» **Task description**: Only a number is wanted: how many lines in these records contain the word "kiểu"?
---------- Items ----------
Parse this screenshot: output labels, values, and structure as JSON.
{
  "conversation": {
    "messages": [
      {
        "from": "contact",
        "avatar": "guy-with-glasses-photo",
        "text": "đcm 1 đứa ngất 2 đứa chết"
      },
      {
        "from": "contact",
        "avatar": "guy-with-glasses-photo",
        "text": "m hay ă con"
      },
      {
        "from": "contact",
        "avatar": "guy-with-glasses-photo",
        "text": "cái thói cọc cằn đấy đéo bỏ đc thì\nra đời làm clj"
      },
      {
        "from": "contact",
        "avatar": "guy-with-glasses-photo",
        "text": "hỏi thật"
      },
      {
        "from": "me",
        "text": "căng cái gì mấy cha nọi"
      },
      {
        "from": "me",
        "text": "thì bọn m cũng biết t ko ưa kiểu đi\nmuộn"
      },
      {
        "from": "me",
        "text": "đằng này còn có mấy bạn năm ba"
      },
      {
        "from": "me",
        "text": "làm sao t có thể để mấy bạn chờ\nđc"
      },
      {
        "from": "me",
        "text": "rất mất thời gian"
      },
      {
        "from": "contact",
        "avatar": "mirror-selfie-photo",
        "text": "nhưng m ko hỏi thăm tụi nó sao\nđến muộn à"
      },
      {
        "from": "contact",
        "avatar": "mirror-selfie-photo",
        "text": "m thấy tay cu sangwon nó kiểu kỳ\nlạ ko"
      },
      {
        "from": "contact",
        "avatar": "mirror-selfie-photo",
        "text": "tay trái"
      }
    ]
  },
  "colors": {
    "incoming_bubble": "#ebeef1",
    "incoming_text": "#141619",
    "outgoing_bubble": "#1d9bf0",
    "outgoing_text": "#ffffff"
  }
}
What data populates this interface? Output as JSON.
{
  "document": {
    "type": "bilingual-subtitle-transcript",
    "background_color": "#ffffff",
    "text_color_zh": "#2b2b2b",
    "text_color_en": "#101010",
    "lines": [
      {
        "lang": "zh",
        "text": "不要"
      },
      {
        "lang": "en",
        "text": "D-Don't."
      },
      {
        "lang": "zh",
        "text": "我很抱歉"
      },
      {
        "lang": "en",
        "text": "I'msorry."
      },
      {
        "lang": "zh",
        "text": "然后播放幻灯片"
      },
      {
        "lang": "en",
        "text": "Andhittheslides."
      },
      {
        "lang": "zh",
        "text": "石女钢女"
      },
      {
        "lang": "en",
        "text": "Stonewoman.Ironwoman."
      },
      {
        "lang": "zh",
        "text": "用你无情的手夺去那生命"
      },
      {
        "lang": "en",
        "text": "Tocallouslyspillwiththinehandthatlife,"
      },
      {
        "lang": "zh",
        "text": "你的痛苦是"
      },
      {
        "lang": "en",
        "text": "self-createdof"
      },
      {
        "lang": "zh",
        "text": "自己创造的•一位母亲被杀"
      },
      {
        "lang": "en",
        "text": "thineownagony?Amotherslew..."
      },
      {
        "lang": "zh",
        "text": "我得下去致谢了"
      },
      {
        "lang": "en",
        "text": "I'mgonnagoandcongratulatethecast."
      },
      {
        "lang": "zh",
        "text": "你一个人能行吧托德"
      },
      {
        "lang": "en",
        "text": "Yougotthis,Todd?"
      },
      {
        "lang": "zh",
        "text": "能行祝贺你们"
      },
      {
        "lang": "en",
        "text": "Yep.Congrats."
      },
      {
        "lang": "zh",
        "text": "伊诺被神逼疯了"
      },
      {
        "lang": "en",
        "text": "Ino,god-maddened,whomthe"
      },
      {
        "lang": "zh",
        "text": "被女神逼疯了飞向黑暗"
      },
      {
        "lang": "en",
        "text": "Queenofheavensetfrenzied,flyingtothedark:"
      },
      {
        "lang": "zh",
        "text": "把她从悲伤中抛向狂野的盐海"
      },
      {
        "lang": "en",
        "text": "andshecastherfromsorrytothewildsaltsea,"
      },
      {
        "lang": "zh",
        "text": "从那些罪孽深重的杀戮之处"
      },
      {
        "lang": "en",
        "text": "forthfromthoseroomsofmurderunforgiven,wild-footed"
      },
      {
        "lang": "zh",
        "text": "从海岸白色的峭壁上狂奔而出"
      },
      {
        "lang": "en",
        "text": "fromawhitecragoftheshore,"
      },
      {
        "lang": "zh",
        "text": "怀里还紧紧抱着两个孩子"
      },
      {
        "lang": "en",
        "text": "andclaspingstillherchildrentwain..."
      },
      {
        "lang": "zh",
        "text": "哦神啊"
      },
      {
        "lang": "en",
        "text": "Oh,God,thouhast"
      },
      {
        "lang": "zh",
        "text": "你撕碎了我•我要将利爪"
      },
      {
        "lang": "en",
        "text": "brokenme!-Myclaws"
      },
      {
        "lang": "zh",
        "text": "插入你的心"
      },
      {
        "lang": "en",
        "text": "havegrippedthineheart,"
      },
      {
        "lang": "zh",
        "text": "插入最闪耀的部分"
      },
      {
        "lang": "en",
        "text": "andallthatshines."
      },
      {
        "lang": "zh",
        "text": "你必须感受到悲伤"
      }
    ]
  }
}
----------
» **Written response**: 2